==== MATERIAL SUPPLIED ====
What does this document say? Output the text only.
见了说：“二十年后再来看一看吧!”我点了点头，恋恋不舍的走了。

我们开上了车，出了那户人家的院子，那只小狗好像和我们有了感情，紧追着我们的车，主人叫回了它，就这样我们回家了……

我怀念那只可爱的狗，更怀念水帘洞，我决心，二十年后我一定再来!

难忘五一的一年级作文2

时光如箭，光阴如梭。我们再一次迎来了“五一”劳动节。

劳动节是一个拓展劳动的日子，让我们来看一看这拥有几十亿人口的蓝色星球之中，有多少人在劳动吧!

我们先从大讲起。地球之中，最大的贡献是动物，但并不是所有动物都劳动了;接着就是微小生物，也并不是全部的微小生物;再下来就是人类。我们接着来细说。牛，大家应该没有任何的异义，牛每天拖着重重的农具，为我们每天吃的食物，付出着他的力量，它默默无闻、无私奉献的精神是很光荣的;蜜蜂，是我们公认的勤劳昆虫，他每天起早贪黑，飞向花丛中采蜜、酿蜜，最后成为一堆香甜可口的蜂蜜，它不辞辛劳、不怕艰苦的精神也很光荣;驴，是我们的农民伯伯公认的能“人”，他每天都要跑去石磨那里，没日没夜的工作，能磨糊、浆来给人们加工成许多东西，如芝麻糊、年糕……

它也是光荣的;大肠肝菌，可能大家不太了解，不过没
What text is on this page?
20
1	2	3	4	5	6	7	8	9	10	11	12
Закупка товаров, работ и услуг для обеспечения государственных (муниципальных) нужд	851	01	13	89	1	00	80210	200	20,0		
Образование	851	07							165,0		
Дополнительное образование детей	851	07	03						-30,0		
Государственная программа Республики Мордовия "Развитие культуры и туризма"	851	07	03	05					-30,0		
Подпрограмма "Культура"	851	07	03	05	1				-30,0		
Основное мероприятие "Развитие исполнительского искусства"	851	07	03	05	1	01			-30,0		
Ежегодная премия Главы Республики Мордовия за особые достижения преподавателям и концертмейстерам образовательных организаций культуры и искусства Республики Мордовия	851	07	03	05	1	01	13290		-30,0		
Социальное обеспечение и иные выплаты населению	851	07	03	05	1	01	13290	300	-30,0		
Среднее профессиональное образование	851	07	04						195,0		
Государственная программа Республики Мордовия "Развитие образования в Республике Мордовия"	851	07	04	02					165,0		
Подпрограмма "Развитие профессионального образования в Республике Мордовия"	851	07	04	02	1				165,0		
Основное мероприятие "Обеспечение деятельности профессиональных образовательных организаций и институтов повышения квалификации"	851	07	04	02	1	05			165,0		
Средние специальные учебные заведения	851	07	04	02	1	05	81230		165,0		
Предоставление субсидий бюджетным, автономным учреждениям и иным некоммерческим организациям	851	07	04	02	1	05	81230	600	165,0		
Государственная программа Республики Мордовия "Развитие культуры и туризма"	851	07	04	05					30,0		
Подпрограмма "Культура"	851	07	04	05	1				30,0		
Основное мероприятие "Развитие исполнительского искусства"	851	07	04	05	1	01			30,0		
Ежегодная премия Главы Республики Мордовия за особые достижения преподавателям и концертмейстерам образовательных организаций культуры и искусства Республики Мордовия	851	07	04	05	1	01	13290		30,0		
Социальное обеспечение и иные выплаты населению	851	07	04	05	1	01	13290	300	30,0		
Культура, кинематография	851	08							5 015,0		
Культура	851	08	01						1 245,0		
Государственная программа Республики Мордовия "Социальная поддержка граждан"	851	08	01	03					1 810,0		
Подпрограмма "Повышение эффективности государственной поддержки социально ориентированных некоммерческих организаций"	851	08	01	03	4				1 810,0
====
Copy out every line of the listing that contains the string "What".

SOLUTION:
What does this document say? Output the text only.
What text is on this page?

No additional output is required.